## Job
Copy out the material below in full, but not its images.

(Stored dataset items)
__________________________________________________

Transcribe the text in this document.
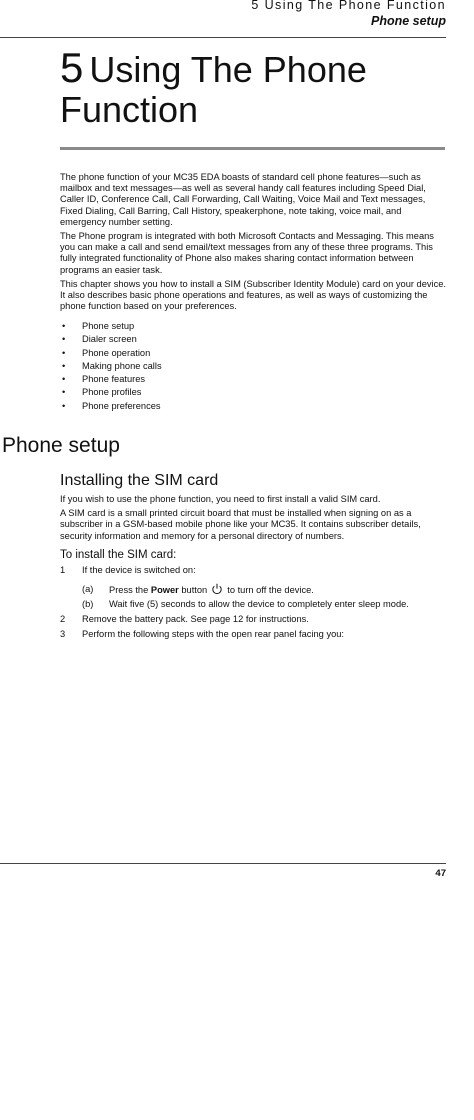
5 Using The Phone Function
Phone setup
5 Using The Phone Function

The phone function of your MC35 EDA boasts of standard cell phone features—such as mailbox and text messages—as well as several handy call features including Speed Dial, Caller ID, Conference Call, Call Forwarding, Call Waiting, Voice Mail and Text messages, Fixed Dialing, Call Barring, Call History, speakerphone, note taking, voice mail, and emergency number setting.

The Phone program is integrated with both Microsoft Contacts and Messaging. This means you can make a call and send email/text messages from any of these three programs. This fully integrated functionality of Phone also makes sharing contact information between programs an easier task.

This chapter shows you how to install a SIM (Subscriber Identity Module) card on your device. It also describes basic phone operations and features, as well as ways of customizing the phone function based on your preferences.

• Phone setup
• Dialer screen
• Phone operation
• Making phone calls
• Phone features
• Phone profiles
• Phone preferences
Phone setup
Installing the SIM card

If you wish to use the phone function, you need to first install a valid SIM card.

A SIM card is a small printed circuit board that must be installed when signing on as a subscriber in a GSM-based mobile phone like your MC35. It contains subscriber details, security information and memory for a personal directory of numbers.

To install the SIM card:
1 If the device is switched on:
(a) Press the Power button to turn off the device.
(b) Wait five (5) seconds to allow the device to completely enter sleep mode.
2 Remove the battery pack. See page 12 for instructions.
3 Perform the following steps with the open rear panel facing you:
47
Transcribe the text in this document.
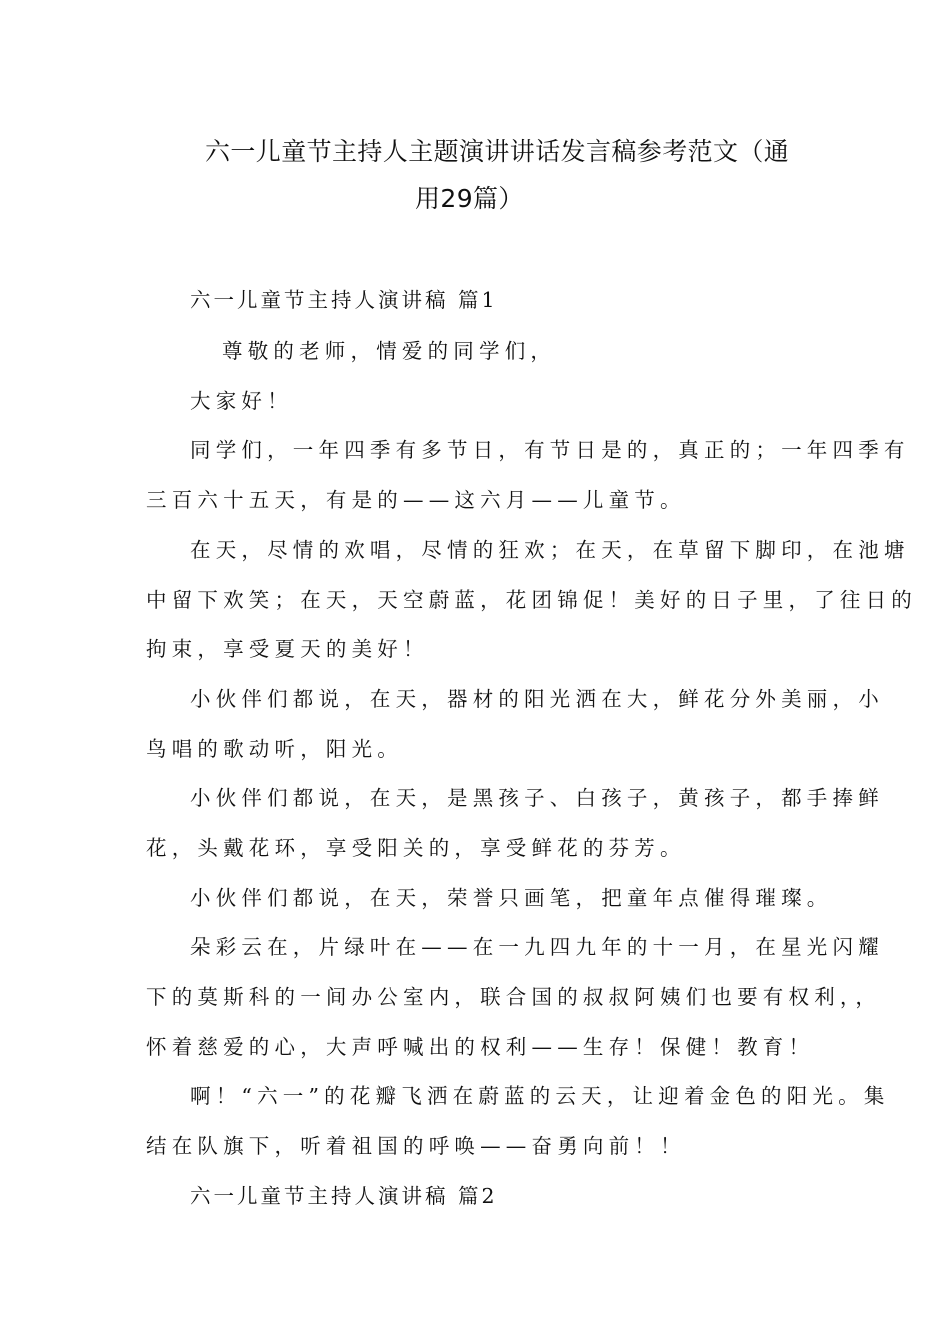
六一儿童节主持人主题演讲讲话发言稿参考范文（通
用29篇）
六一儿童节主持人演讲稿 篇1
尊敬的老师，情爱的同学们，
大家好！
同学们，一年四季有多节日，有节日是的，真正的；一年四季有
三百六十五天，有是的——这六月——儿童节。
在天，尽情的欢唱，尽情的狂欢；在天，在草留下脚印，在池塘
中留下欢笑；在天，天空蔚蓝，花团锦促！美好的日子里，了往日的
拘束，享受夏天的美好！
小伙伴们都说，在天，器材的阳光洒在大，鲜花分外美丽，小
鸟唱的歌动听，阳光。
小伙伴们都说，在天，是黑孩子、白孩子，黄孩子，都手捧鲜
花，头戴花环，享受阳关的，享受鲜花的芬芳。
小伙伴们都说，在天，荣誉只画笔，把童年点催得璀璨。
朵彩云在，片绿叶在——在一九四九年的十一月，在星光闪耀
下的莫斯科的一间办公室内，联合国的叔叔阿姨们也要有权利，，
怀着慈爱的心，大声呼喊出的权利——生存！保健！教育！
啊！“六一”的花瓣飞洒在蔚蓝的云天，让迎着金色的阳光。集
结在队旗下，听着祖国的呼唤——奋勇向前！！
六一儿童节主持人演讲稿 篇2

__________________________________________________

## Answer for the task
Transcribe the text in this document.
5 Using The Phone Function
Phone setup
5 Using The Phone Function

The phone function of your MC35 EDA boasts of standard cell phone features—such as mailbox and text messages—as well as several handy call features including Speed Dial, Caller ID, Conference Call, Call Forwarding, Call Waiting, Voice Mail and Text messages, Fixed Dialing, Call Barring, Call History, speakerphone, note taking, voice mail, and emergency number setting.

The Phone program is integrated with both Microsoft Contacts and Messaging. This means you can make a call and send email/text messages from any of these three programs. This fully integrated functionality of Phone also makes sharing contact information between programs an easier task.

This chapter shows you how to install a SIM (Subscriber Identity Module) card on your device. It also describes basic phone operations and features, as well as ways of customizing the phone function based on your preferences.

• Phone setup
• Dialer screen
• Phone operation
• Making phone calls
• Phone features
• Phone profiles
• Phone preferences
Phone setup
Installing the SIM card

If you wish to use the phone function, you need to first install a valid SIM card.

A SIM card is a small printed circuit board that must be installed when signing on as a subscriber in a GSM-based mobile phone like your MC35. It contains subscriber details, security information and memory for a personal directory of numbers.

To install the SIM card:
1 If the device is switched on:
(a) Press the Power button to turn off the device.
(b) Wait five (5) seconds to allow the device to completely enter sleep mode.
2 Remove the battery pack. See page 12 for instructions.
3 Perform the following steps with the open rear panel facing you:
47
Transcribe the text in this document.
六一儿童节主持人主题演讲讲话发言稿参考范文（通
用29篇）
六一儿童节主持人演讲稿 篇1
尊敬的老师，情爱的同学们，
大家好！
同学们，一年四季有多节日，有节日是的，真正的；一年四季有
三百六十五天，有是的——这六月——儿童节。
在天，尽情的欢唱，尽情的狂欢；在天，在草留下脚印，在池塘
中留下欢笑；在天，天空蔚蓝，花团锦促！美好的日子里，了往日的
拘束，享受夏天的美好！
小伙伴们都说，在天，器材的阳光洒在大，鲜花分外美丽，小
鸟唱的歌动听，阳光。
小伙伴们都说，在天，是黑孩子、白孩子，黄孩子，都手捧鲜
花，头戴花环，享受阳关的，享受鲜花的芬芳。
小伙伴们都说，在天，荣誉只画笔，把童年点催得璀璨。
朵彩云在，片绿叶在——在一九四九年的十一月，在星光闪耀
下的莫斯科的一间办公室内，联合国的叔叔阿姨们也要有权利，，
怀着慈爱的心，大声呼喊出的权利——生存！保健！教育！
啊！“六一”的花瓣飞洒在蔚蓝的云天，让迎着金色的阳光。集
结在队旗下，听着祖国的呼唤——奋勇向前！！
六一儿童节主持人演讲稿 篇2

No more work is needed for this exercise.